╭─ RECORDED INFORMATION
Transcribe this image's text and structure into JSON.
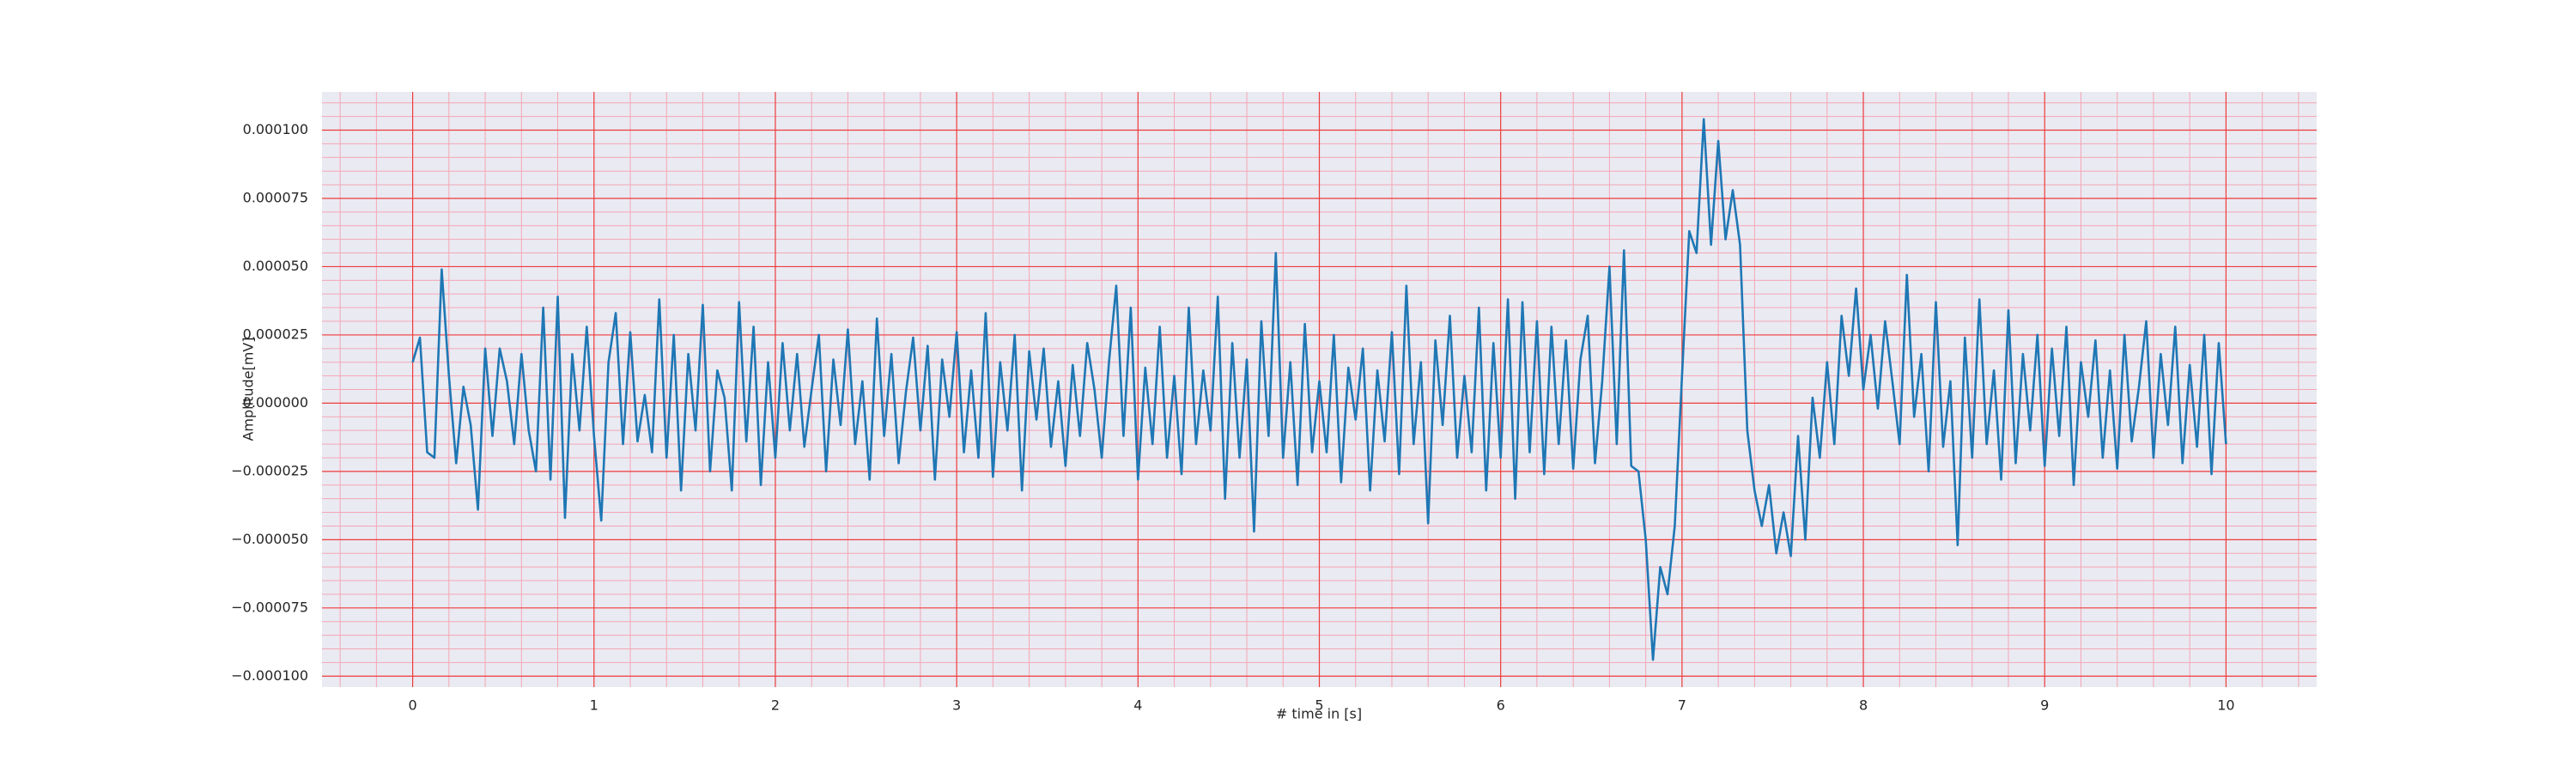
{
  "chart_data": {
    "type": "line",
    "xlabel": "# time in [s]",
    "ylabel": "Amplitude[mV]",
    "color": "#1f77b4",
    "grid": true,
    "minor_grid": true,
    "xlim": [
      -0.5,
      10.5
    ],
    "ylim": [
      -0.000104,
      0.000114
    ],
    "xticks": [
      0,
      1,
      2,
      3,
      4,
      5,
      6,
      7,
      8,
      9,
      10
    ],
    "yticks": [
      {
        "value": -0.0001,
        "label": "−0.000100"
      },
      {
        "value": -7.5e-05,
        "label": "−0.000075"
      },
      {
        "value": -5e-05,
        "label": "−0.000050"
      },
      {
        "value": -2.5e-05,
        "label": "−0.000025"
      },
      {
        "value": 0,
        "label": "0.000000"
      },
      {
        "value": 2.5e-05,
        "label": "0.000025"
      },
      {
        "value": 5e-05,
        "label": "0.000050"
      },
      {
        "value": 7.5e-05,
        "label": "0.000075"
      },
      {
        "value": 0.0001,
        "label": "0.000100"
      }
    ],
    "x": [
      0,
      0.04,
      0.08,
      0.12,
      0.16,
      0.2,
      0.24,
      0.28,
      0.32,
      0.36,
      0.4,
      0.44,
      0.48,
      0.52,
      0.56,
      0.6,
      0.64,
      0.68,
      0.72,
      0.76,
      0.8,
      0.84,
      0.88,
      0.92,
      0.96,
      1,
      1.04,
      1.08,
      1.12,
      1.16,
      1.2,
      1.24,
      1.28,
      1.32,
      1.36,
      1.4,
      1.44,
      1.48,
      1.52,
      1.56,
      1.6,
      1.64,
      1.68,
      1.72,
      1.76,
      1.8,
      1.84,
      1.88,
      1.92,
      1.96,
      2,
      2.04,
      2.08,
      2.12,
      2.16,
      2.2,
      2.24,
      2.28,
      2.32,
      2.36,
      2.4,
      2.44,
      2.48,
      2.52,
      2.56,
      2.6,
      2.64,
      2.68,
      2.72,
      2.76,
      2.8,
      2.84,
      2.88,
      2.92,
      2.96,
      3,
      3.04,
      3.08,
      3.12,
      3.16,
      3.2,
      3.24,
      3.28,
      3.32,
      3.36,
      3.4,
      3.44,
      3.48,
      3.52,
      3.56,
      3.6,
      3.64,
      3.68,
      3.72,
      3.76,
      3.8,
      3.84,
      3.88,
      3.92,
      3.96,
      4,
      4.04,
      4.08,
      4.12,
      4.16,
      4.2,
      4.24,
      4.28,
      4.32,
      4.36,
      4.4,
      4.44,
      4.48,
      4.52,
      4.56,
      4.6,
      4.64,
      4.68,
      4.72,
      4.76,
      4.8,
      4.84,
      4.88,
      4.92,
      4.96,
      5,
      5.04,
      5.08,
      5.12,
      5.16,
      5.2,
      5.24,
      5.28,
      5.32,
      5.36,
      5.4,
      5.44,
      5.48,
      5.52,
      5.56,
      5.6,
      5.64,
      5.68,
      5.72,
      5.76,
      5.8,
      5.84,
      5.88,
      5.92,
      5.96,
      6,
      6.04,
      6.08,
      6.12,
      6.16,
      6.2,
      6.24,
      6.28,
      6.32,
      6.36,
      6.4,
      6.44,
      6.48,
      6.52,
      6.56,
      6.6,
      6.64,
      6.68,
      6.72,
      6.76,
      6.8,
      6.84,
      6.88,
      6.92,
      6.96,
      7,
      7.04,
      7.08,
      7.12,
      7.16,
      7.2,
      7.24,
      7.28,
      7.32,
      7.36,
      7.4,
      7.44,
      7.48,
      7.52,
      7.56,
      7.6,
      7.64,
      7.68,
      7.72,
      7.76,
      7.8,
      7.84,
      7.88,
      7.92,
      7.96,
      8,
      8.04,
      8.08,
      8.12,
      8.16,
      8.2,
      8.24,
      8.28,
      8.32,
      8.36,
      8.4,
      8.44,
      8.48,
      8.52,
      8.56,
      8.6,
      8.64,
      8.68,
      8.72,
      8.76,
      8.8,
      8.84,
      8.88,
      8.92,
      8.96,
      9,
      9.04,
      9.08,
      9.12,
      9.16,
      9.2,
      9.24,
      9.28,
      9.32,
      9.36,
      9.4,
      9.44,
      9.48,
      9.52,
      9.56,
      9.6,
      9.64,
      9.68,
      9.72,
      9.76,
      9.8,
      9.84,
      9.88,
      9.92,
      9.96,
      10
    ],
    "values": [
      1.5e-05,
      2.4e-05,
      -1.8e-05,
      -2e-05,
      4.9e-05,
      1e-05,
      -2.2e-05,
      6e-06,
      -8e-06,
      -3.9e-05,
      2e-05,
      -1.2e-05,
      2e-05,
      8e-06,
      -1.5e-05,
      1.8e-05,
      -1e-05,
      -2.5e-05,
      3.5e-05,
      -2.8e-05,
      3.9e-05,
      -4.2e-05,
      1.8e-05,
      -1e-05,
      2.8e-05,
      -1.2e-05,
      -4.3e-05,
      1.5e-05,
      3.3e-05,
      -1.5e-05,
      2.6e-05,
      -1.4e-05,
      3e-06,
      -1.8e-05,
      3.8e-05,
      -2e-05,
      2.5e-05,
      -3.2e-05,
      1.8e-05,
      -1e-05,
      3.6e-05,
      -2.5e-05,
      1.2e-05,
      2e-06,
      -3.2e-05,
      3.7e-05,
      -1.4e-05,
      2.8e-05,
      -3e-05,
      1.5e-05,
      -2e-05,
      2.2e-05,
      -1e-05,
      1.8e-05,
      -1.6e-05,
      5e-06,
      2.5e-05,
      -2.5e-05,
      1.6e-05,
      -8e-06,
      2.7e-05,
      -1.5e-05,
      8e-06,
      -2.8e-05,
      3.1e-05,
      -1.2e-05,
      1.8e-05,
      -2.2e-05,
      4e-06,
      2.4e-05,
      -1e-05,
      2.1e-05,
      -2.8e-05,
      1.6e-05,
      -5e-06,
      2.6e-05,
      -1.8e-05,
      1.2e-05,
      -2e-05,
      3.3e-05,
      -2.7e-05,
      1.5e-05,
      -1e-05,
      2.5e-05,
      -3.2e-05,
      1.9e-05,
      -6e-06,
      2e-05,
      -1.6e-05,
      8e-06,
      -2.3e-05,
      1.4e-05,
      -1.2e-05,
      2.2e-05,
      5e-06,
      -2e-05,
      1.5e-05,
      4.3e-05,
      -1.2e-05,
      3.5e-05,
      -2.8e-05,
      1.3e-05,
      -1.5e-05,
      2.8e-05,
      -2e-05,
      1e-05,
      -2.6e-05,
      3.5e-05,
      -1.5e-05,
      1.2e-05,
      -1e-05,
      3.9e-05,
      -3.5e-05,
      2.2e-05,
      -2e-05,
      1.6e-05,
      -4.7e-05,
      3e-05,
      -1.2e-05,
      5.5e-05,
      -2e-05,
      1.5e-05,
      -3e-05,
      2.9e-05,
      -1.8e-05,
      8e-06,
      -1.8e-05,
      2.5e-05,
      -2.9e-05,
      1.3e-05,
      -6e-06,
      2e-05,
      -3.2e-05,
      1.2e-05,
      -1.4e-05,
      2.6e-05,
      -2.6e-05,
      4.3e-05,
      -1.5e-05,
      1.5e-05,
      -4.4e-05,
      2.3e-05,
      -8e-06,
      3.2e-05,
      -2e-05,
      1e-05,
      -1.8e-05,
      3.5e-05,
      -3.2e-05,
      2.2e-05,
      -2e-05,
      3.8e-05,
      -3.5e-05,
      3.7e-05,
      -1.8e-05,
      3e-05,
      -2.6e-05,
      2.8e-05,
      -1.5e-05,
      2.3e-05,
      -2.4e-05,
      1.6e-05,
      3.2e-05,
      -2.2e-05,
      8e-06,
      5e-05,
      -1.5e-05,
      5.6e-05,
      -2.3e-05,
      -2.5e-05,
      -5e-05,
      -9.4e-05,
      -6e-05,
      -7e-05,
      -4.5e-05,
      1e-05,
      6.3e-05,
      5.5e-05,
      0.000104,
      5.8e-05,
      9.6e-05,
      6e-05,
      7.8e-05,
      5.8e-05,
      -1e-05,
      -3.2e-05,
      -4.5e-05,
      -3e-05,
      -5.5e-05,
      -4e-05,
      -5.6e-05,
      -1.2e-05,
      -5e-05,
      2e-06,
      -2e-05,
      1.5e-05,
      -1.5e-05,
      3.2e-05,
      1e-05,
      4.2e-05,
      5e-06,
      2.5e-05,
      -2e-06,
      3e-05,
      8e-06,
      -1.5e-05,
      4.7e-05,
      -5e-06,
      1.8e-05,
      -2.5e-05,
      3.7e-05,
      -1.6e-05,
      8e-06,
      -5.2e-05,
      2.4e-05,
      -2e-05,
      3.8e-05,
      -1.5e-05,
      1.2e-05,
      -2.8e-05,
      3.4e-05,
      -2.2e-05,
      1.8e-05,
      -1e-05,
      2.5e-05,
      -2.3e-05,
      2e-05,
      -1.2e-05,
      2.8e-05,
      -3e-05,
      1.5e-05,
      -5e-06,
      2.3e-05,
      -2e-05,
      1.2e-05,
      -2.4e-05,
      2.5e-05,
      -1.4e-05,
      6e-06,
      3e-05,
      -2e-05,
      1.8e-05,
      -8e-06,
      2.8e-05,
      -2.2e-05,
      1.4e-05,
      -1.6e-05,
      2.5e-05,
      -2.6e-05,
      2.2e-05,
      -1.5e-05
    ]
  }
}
╰─
╭─ RECORDED INFORMATION
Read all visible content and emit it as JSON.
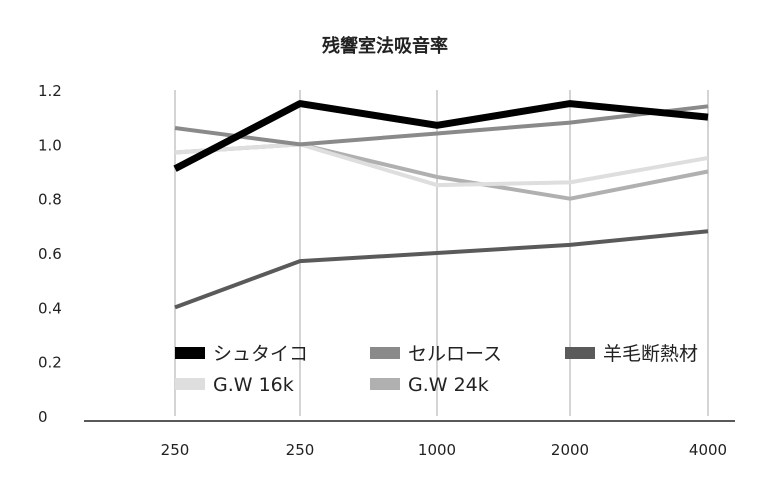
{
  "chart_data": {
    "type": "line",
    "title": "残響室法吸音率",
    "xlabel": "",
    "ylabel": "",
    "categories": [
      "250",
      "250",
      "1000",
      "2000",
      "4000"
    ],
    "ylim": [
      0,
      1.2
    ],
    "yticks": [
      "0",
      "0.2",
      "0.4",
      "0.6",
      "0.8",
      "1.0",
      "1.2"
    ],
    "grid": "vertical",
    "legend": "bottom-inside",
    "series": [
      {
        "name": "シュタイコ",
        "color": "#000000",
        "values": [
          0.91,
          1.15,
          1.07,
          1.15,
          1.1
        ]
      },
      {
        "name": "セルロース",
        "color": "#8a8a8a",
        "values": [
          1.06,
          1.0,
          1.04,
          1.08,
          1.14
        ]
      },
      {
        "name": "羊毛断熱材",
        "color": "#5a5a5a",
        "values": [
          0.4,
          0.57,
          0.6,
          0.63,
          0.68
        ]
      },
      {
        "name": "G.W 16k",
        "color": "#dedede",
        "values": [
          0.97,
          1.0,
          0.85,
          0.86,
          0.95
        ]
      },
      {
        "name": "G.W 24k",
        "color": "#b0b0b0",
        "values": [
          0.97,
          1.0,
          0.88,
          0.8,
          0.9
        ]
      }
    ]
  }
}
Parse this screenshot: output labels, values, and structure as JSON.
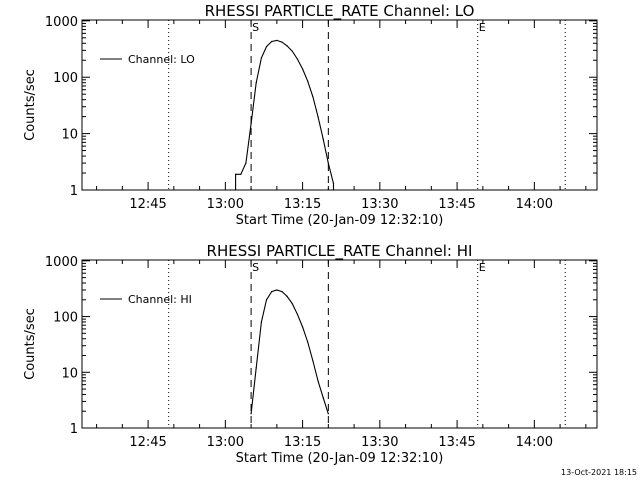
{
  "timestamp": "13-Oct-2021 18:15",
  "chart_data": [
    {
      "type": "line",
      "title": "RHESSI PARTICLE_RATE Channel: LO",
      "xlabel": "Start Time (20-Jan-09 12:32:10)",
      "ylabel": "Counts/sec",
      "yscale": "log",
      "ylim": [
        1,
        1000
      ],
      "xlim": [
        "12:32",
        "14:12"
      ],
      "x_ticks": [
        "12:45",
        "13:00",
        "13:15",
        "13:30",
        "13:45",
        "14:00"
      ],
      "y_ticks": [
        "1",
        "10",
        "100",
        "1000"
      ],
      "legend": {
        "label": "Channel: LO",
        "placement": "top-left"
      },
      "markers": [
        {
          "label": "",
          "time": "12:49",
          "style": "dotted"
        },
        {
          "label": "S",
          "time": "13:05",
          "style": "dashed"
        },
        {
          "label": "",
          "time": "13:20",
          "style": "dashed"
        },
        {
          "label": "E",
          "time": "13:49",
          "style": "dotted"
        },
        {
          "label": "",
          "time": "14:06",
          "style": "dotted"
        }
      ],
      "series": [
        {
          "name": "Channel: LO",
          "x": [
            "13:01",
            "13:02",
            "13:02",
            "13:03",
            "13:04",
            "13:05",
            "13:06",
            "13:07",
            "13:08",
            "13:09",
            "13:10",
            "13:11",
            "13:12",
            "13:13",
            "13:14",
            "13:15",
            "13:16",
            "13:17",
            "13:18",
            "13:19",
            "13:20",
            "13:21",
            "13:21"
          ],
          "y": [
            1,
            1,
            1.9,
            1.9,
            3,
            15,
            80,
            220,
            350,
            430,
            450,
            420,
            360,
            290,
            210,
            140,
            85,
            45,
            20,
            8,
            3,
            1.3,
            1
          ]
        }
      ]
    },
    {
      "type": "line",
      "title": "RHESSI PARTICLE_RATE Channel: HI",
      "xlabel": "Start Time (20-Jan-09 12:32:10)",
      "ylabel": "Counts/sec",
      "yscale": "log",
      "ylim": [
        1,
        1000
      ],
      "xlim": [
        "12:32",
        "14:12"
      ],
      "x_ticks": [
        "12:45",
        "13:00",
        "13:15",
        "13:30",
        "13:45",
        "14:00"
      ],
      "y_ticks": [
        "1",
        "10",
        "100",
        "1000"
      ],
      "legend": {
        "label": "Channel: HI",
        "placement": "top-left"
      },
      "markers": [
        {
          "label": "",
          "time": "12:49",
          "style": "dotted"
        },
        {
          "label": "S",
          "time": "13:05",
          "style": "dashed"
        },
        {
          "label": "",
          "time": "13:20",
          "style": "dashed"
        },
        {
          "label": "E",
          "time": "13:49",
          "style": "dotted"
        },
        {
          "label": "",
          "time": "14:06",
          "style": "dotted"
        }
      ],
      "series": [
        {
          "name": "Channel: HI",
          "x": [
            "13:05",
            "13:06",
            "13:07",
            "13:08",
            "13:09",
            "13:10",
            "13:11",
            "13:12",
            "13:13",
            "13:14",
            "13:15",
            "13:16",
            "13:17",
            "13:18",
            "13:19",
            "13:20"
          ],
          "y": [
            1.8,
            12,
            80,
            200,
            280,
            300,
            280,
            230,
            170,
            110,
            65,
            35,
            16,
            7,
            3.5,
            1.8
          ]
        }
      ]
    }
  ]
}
╰─
EXERCISE ▸ Extract all lines from the data in which "title" is found.

FINISHED TASK ▸
    "title": "残響室法吸音率",
      "title": "RHESSI PARTICLE_RATE Channel: LO",
      "title": "RHESSI PARTICLE_RATE Channel: HI",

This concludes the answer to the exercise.